WHAT THE EXERCISE ASKS:
Review the lines that follow and copy each one that contains the word "Kanzlist".

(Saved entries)
________

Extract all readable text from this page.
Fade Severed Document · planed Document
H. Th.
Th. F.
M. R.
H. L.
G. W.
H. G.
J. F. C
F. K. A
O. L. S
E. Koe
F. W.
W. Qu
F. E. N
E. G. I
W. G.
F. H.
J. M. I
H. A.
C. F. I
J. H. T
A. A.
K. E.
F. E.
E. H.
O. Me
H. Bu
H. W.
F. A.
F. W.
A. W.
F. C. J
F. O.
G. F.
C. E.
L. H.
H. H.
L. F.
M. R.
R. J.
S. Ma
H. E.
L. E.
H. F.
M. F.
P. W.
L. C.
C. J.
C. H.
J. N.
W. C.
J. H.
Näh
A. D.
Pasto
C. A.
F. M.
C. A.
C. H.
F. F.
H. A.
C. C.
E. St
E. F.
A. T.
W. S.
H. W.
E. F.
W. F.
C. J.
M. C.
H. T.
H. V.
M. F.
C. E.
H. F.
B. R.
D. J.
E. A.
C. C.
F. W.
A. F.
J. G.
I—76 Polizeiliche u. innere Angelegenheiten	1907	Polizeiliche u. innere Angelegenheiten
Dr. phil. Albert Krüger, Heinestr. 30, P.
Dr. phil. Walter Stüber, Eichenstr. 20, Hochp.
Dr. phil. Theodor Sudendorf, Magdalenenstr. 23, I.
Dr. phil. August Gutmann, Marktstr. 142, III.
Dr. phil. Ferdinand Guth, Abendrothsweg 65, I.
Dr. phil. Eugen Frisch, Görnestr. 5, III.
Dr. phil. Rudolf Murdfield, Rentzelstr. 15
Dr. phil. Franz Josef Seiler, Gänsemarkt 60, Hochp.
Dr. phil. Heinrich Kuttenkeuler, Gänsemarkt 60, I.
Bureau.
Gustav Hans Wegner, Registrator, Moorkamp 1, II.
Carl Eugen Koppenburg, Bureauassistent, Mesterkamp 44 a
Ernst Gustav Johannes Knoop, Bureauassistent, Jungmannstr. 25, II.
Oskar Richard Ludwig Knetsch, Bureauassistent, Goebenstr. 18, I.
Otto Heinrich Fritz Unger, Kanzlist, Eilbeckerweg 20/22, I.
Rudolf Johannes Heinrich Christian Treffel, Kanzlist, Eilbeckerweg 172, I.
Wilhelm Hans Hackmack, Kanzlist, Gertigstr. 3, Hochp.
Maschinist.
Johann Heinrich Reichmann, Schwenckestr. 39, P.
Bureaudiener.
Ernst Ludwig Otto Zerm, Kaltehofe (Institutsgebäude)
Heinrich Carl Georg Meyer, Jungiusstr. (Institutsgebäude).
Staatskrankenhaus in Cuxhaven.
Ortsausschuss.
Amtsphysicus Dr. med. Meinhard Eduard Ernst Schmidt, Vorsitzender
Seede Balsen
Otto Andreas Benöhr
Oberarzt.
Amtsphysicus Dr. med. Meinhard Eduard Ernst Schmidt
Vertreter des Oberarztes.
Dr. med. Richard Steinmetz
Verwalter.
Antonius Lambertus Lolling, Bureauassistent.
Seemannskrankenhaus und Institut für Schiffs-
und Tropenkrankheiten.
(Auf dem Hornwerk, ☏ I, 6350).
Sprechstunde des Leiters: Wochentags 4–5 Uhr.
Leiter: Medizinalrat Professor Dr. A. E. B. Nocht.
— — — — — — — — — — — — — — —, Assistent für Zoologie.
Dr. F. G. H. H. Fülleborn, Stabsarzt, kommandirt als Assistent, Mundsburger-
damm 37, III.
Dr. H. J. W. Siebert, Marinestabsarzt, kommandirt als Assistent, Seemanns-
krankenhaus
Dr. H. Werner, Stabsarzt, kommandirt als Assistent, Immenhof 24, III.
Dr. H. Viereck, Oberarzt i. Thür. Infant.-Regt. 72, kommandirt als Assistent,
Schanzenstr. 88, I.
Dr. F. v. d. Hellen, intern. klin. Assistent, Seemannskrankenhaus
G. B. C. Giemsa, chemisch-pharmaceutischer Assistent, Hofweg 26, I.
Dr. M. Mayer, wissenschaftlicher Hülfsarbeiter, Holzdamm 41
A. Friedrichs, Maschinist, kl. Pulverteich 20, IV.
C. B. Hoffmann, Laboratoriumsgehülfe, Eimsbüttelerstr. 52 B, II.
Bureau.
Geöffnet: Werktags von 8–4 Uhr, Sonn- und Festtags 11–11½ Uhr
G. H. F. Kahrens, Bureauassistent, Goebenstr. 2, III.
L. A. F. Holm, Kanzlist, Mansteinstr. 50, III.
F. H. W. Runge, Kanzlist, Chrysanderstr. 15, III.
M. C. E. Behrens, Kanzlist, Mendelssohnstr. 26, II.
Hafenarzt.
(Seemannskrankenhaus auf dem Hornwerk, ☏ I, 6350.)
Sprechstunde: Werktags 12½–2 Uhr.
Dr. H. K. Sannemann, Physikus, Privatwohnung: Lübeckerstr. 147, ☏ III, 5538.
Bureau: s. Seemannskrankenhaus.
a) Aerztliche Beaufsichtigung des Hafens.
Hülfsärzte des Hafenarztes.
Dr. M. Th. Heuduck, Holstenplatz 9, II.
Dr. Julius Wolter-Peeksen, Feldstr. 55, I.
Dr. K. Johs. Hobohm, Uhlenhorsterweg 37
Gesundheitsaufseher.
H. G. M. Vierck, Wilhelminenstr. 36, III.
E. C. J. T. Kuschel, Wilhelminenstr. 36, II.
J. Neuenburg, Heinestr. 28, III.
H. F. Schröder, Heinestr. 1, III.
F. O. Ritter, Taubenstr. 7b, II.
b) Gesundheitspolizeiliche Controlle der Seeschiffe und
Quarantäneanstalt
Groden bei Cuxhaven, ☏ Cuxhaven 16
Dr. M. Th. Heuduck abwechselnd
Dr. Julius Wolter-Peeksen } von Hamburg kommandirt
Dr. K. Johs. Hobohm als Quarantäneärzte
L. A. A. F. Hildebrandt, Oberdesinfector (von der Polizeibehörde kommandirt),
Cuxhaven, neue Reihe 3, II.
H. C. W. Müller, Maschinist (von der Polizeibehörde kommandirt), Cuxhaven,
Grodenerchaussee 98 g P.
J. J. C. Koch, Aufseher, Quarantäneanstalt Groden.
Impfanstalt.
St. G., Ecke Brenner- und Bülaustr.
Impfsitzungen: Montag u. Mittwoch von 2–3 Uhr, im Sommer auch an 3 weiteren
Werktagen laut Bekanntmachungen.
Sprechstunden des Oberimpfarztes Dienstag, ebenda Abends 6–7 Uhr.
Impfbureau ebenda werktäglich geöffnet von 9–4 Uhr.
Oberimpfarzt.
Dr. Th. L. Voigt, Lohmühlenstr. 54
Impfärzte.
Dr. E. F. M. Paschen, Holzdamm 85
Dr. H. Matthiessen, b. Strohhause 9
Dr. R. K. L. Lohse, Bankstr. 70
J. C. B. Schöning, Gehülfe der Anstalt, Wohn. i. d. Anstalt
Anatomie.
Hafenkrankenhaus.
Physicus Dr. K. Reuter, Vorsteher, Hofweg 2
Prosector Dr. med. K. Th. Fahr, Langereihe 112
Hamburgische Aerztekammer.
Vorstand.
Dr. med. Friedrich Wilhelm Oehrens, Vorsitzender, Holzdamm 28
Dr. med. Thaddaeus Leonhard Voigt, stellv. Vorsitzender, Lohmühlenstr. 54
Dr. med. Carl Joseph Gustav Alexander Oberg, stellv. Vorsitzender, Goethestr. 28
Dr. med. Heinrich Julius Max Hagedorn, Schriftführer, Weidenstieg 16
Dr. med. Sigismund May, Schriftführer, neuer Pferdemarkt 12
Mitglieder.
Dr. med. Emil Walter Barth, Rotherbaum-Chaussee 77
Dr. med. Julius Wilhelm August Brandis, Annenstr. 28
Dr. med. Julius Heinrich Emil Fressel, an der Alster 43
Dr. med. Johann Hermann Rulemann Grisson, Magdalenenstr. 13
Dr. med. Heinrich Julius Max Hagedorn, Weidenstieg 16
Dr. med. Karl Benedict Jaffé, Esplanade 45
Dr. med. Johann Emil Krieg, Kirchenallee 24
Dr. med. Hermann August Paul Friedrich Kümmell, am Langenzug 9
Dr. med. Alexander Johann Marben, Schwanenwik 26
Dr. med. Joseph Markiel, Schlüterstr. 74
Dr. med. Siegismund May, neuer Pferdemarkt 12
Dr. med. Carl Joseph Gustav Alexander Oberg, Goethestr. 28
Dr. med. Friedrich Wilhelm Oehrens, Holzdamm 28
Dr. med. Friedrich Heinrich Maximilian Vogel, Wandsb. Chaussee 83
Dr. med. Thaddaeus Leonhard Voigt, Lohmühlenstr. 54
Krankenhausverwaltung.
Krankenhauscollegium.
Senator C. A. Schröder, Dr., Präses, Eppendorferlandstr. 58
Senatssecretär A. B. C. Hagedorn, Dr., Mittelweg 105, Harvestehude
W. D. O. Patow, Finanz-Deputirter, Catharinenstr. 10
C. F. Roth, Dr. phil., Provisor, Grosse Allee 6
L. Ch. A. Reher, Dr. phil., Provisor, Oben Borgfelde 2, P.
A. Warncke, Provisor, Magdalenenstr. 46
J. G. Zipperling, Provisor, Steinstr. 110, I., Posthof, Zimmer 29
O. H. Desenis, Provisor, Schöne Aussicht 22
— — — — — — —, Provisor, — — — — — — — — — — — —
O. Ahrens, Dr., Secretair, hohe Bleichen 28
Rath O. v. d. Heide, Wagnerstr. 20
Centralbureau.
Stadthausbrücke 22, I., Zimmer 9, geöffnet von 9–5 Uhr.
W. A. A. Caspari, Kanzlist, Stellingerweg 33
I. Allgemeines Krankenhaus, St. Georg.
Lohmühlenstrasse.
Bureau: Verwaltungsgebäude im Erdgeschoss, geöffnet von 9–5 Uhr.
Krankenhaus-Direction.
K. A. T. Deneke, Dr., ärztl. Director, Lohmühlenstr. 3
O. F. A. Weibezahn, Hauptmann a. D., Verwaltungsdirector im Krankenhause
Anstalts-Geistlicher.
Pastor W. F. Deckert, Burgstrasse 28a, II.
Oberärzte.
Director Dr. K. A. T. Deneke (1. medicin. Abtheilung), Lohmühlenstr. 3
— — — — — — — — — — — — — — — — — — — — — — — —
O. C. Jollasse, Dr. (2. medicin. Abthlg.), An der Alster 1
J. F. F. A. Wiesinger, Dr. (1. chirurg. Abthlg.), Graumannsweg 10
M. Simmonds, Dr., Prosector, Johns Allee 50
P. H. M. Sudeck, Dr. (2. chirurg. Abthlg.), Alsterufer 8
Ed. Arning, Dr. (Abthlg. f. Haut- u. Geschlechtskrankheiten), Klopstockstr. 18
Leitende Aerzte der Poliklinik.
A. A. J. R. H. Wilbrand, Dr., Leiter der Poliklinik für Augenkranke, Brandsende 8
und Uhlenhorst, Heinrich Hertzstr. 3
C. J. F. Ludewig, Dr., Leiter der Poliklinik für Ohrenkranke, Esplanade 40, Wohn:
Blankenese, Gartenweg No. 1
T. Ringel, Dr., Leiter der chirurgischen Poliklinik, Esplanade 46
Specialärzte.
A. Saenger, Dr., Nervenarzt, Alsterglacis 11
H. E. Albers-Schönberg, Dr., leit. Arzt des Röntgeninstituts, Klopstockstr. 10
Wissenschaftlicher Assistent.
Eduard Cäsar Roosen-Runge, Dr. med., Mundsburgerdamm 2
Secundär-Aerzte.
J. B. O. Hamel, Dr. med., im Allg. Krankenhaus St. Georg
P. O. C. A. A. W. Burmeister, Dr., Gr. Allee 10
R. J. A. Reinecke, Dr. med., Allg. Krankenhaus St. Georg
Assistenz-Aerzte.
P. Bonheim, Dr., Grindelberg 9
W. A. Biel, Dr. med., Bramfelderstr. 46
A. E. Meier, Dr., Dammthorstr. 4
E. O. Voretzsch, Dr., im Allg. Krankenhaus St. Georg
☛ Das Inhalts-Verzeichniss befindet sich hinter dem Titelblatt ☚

________

RESULT OF THIS EXERCISE:
Otto Heinrich Fritz Unger, Kanzlist, Eilbeckerweg 20/22, I.
Rudolf Johannes Heinrich Christian Treffel, Kanzlist, Eilbeckerweg 172, I.
Wilhelm Hans Hackmack, Kanzlist, Gertigstr. 3, Hochp.
L. A. F. Holm, Kanzlist, Mansteinstr. 50, III.
F. H. W. Runge, Kanzlist, Chrysanderstr. 15, III.
M. C. E. Behrens, Kanzlist, Mendelssohnstr. 26, II.
W. A. A. Caspari, Kanzlist, Stellingerweg 33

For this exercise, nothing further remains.